**WHAT TO DO**
Reproduce all the entries precisely.

Stored data entries
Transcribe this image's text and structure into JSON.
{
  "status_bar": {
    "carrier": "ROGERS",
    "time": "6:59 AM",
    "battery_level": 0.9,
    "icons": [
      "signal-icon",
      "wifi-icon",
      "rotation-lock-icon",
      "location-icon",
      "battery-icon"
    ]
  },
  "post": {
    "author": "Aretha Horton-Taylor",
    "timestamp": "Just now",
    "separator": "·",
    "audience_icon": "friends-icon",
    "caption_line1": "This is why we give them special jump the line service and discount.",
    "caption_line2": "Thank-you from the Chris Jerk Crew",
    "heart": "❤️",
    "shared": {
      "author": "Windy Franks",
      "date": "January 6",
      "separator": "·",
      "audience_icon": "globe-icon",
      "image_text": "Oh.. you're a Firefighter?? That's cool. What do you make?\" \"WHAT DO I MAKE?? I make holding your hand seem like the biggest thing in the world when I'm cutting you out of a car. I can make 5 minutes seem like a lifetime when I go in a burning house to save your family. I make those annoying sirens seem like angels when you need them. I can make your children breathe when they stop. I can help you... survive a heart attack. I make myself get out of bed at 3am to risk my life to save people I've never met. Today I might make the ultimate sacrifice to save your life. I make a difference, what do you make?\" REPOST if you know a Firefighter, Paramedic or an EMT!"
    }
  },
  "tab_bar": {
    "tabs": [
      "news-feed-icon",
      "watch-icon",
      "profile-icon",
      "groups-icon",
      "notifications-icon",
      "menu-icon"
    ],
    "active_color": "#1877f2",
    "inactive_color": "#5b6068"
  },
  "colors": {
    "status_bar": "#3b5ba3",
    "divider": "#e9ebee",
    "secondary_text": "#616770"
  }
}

**RESPONSE**
Transcribe this image's text and structure into JSON.
{
  "status_bar": {
    "carrier": "ROGERS",
    "time": "6:59 AM",
    "battery_level": 0.9,
    "icons": [
      "signal-icon",
      "wifi-icon",
      "rotation-lock-icon",
      "location-icon",
      "battery-icon"
    ]
  },
  "post": {
    "author": "Aretha Horton-Taylor",
    "timestamp": "Just now",
    "separator": "·",
    "audience_icon": "friends-icon",
    "caption_line1": "This is why we give them special jump the line service and discount.",
    "caption_line2": "Thank-you from the Chris Jerk Crew",
    "heart": "❤️",
    "shared": {
      "author": "Windy Franks",
      "date": "January 6",
      "separator": "·",
      "audience_icon": "globe-icon",
      "image_text": "Oh.. you're a Firefighter?? That's cool. What do you make?\" \"WHAT DO I MAKE?? I make holding your hand seem like the biggest thing in the world when I'm cutting you out of a car. I can make 5 minutes seem like a lifetime when I go in a burning house to save your family. I make those annoying sirens seem like angels when you need them. I can make your children breathe when they stop. I can help you... survive a heart attack. I make myself get out of bed at 3am to risk my life to save people I've never met. Today I might make the ultimate sacrifice to save your life. I make a difference, what do you make?\" REPOST if you know a Firefighter, Paramedic or an EMT!"
    }
  },
  "tab_bar": {
    "tabs": [
      "news-feed-icon",
      "watch-icon",
      "profile-icon",
      "groups-icon",
      "notifications-icon",
      "menu-icon"
    ],
    "active_color": "#1877f2",
    "inactive_color": "#5b6068"
  },
  "colors": {
    "status_bar": "#3b5ba3",
    "divider": "#e9ebee",
    "secondary_text": "#616770"
  }
}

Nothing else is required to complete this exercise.